__Task goal__
Scan the lines below and report each one containing "century" by copying it.

__Data provided__

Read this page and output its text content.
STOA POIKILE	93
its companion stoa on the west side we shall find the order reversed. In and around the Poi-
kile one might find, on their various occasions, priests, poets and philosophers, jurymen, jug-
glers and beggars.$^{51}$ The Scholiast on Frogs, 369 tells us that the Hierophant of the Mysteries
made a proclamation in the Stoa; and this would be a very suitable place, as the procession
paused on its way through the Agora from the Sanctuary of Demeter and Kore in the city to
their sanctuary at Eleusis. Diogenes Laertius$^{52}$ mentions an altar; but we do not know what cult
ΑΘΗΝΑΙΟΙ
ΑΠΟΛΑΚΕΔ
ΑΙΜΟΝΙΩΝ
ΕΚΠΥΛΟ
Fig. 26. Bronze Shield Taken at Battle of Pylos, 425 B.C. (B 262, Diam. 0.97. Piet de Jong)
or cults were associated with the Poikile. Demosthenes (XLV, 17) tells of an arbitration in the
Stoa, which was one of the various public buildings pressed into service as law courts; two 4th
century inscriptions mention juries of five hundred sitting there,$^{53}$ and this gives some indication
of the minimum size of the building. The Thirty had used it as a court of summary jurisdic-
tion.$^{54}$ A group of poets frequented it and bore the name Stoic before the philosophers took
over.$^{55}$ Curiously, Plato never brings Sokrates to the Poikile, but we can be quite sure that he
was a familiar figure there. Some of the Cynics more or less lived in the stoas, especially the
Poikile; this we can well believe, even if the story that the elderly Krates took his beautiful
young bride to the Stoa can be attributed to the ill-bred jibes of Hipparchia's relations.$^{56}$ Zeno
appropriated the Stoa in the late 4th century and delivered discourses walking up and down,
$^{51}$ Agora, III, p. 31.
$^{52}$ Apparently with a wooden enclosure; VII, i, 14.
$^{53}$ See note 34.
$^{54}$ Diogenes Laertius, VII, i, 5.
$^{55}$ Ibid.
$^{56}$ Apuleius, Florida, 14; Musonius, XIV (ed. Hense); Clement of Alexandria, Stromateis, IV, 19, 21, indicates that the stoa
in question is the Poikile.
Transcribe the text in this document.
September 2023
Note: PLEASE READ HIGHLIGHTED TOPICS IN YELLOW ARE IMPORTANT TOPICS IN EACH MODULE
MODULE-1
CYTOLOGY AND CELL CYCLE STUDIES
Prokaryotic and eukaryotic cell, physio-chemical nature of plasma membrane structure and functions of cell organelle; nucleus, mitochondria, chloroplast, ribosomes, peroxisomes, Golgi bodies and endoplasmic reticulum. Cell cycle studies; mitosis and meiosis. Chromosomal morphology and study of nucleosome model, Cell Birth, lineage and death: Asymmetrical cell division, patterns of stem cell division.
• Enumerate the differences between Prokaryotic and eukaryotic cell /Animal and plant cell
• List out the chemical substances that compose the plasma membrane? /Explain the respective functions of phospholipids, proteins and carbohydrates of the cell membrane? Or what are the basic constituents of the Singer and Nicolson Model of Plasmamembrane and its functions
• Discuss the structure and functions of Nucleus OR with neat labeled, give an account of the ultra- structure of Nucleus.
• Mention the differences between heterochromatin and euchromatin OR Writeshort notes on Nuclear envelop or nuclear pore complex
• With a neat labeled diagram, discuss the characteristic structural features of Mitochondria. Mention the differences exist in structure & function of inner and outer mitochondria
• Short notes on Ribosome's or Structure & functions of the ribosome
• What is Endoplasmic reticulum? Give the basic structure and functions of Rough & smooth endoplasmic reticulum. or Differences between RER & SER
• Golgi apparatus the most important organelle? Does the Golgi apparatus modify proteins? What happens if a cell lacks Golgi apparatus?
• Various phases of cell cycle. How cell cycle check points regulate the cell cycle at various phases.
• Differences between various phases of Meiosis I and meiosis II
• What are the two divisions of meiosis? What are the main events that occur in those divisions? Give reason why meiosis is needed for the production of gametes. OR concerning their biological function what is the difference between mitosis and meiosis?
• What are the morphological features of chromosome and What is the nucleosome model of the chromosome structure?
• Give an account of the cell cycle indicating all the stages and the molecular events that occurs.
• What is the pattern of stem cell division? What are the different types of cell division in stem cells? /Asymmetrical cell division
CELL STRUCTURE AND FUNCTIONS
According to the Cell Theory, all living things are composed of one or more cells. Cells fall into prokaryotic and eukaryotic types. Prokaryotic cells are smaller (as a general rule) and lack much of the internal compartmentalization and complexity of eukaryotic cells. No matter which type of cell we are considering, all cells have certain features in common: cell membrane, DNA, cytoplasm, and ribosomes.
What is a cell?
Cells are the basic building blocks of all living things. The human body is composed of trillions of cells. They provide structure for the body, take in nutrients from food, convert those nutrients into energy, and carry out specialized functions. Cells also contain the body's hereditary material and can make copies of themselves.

__Result__
century inscriptions mention juries of five hundred sitting there,$^{53}$ and this gives some indication
appropriated the Stoa in the late 4th century and delivered discourses walking up and down,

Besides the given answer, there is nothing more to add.